▸ **EXCERPTED PASSAGE**
*-*-*
Clear retained training result after accept events by pcnudde · Pull Request #4520 · NVIDIA/NVFlare

pcnudde · 2026-05-05T19:56:14Z

What changed

This PR clears AppConstants.TRAINING_RESULT from the server-side FLContext immediately after the contribution-accept event window completes.

_accept_train_result() still stores the raw client Shareable in FLContext so existing BEFORE_CONTRIBUTION_ACCEPT / AFTER_CONTRIBUTION_ACCEPT handlers can inspect it. After those handlers run, _process_result() now resets the property value to None while preserving the existing private/sticky attributes.

Bug

In a normal FedAvg-style workflow, the server receives a client model update as a raw Shareable. BaseModelController._accept_train_result() stores that raw result under AppConstants.TRAINING_RESULT for contribution-accept event handlers.

After the result is accepted, _process_result() converts the raw Shareable into an FLModel and FedAvg aggregates it immediately. The communication/task path then clears client_task.result, but the same raw Shareable can still be reachable through:

controller.fl_ctx -> FLContext.props -> AppConstants.TRAINING_RESULT -> Shareable -> tensors

That keeps the client update live even though FedAvg has already aggregated it. With disk tensor offload disabled, this can retain a full in-memory client model update. For example, with a 5 GB model, built-in streaming FedAvg can remain roughly one extra model-sized update higher than necessary after each accepted result, and can briefly hold the previous retained update plus the next incoming update during result processing.

This is a lifetime bug, not allocator caching: the tensor objects are still strongly reachable from FLContext, so garbage collection cannot reclaim them.

Benefit

The raw client result is now scoped to the event window where it is intended to be visible. After that point, only the objects FedAvg actually needs remain reachable, such as the aggregation accumulator and the updated/global model state.

For large in-memory models, this avoids retaining an unnecessary extra client update after aggregation. In the 5 GB model example, steady memory after aggregating a result can drop from roughly global model + accumulator + retained raw result to just global model + accumulator.
*-*-*
▸ **STORED DATA**
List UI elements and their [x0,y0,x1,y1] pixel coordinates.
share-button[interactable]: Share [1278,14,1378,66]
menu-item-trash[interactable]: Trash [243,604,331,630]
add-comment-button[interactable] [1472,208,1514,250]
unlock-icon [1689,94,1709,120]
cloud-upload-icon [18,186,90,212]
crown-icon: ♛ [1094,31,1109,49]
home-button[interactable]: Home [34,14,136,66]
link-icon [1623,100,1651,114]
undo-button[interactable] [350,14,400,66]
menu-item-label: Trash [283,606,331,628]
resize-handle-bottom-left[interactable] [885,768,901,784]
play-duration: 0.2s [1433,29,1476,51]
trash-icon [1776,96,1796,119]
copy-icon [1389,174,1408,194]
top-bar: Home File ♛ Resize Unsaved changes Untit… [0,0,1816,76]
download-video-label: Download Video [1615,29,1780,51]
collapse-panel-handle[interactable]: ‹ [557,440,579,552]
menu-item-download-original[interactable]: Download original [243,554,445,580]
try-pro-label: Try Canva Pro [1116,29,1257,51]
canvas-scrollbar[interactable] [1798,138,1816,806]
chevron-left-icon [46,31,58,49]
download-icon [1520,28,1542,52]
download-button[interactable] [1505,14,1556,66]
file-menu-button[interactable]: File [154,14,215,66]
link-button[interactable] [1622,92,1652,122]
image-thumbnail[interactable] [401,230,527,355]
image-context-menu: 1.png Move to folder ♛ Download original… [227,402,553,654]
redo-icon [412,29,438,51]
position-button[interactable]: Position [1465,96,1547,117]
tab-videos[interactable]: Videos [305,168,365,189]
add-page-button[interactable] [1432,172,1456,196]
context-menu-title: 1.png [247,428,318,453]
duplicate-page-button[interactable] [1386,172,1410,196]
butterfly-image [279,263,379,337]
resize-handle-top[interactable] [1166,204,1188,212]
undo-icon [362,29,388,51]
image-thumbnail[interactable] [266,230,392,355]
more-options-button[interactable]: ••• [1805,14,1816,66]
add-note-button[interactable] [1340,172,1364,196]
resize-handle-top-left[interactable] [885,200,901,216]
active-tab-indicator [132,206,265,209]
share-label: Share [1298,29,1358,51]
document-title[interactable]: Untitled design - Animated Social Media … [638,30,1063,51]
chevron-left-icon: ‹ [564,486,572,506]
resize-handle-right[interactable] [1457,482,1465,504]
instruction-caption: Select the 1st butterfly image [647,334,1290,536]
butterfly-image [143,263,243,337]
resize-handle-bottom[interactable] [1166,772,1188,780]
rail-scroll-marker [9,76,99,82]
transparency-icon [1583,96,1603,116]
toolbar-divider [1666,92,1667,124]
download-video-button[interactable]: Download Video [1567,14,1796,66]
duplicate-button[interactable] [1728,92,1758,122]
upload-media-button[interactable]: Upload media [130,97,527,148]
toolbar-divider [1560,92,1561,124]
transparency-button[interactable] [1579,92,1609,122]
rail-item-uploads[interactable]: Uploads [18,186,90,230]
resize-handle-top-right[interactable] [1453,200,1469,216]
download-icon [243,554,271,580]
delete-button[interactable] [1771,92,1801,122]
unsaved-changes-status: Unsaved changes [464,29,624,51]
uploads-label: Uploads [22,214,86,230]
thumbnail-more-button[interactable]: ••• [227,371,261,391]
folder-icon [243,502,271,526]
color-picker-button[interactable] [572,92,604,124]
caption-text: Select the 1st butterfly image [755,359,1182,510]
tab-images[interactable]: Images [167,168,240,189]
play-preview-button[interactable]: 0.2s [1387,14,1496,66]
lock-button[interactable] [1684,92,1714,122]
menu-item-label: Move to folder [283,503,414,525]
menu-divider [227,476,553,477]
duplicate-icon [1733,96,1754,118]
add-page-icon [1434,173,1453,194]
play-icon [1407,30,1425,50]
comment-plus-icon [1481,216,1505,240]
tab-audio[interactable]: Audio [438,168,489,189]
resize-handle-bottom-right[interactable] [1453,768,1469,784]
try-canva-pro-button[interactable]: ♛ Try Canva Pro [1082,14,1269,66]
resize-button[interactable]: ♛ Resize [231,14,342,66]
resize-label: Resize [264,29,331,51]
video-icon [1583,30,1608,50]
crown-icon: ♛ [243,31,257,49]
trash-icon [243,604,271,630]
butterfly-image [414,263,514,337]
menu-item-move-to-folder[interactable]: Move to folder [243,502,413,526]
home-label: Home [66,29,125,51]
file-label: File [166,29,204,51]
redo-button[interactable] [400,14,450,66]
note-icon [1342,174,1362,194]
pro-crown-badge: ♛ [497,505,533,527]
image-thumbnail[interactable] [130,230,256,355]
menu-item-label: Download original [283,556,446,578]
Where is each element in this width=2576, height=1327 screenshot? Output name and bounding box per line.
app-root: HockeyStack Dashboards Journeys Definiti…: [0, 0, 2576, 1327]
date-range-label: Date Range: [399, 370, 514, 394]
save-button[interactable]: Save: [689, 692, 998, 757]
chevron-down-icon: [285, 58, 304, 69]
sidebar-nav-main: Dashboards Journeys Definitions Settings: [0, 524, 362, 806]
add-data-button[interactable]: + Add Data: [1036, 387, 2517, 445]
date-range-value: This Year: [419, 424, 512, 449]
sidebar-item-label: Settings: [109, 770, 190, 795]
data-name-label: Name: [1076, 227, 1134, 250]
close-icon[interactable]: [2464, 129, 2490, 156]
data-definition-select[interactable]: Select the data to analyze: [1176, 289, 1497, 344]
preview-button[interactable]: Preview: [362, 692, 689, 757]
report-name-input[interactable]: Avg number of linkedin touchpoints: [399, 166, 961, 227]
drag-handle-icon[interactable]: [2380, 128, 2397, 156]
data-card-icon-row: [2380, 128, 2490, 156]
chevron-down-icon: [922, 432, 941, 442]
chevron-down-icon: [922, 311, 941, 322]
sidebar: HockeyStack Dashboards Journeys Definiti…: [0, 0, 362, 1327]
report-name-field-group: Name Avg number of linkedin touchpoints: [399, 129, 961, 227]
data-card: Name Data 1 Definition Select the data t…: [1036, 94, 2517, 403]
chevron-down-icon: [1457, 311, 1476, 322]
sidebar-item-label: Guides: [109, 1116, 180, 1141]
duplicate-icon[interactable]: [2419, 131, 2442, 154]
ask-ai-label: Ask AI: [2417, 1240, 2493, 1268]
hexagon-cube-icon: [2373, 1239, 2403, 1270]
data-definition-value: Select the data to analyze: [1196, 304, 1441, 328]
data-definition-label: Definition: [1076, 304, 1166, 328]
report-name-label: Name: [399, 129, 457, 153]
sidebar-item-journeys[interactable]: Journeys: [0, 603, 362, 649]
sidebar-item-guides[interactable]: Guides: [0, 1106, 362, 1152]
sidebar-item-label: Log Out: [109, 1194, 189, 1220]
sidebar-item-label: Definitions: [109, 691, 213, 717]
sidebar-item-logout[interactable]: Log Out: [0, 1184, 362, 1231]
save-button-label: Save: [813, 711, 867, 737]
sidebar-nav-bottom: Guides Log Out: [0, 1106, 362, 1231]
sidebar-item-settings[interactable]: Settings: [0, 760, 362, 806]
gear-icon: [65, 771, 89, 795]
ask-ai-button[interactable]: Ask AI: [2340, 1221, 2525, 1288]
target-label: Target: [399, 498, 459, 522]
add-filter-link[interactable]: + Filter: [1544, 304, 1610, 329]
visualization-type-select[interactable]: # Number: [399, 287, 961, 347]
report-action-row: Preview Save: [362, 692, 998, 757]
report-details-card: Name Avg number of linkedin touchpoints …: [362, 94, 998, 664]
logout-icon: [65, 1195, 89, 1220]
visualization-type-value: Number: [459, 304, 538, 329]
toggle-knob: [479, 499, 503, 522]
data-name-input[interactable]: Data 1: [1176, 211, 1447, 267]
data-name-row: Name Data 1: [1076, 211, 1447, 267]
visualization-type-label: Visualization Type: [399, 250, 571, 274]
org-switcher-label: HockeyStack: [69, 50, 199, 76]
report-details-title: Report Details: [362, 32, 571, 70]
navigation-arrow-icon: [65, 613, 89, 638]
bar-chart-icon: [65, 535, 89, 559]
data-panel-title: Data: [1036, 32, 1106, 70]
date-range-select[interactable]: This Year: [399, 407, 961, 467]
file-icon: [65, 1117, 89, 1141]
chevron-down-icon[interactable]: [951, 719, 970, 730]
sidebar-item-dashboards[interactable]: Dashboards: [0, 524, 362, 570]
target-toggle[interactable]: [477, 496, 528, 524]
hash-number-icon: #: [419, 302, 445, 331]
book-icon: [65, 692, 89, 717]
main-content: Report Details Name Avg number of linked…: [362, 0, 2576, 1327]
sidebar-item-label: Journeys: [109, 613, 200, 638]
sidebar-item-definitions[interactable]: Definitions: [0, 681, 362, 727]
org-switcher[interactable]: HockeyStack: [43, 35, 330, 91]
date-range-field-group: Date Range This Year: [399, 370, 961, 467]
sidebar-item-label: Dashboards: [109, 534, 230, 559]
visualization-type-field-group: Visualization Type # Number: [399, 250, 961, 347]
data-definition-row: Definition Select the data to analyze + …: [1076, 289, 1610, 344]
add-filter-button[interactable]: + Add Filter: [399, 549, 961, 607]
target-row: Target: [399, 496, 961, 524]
*-*-*
▸ **BRIEF A**
Extract the passage of the NVFlare pull request description from "Clear retained training" up to and including "event window completes.".
▸ **BRIEF B**
Continue the NVFlare pull request description from the point where it stops.
The records were drawn from a separate source.

▸ **EXPECTED OUTPUT A**
Clear retained training result after accept events by pcnudde · Pull Request #4520 · NVIDIA/NVFlare

pcnudde · 2026-05-05T19:56:14Z

What changed

This PR clears AppConstants.TRAINING_RESULT from the server-side FLContext immediately after the contribution-accept event window completes.

▸ **EXPECTED OUTPUT B**
pcnudde · 2026-05-05T19:59:28Z

/build

greptile-apps · 2026-05-05T20:02:21Z

Greptile Summary

This PR fixes a memory retention bug where the raw client Shareable stored under AppConstants.TRAINING_RESULT remained strongly reachable via FLContext props long after FedAvg had already aggregated it. The fix wraps the contribution-accept event window in a try/finally and introduces _clear_training_result to null out the prop immediately after handlers finish, while preserving the original private/sticky metadata.

_clear_training_result is a new @staticmethod that reads existing prop attributes before overwriting the value with None, keeping attribute semantics consistent.
_process_result now guarantees cleanup even when BEFORE_CONTRIBUTION_ACCEPT, _accept_train_result, or AFTER_CONTRIBUTION_ACCEPT raise exceptions.
process_result_of_unknown_task shares the same _accept_train_result call path that sets TRAINING_RESULT, but does not invoke the new helper, leaving the raw Shareable retained on that code path.

Confidence Score: 4/5

Safe to merge for the main _process_result path; the fix is correct and well-tested. The process_result_of_unknown_task path still retains TRAINING_RESULT after acceptance, but this is a pre-existing gap rather than a regression introduced here.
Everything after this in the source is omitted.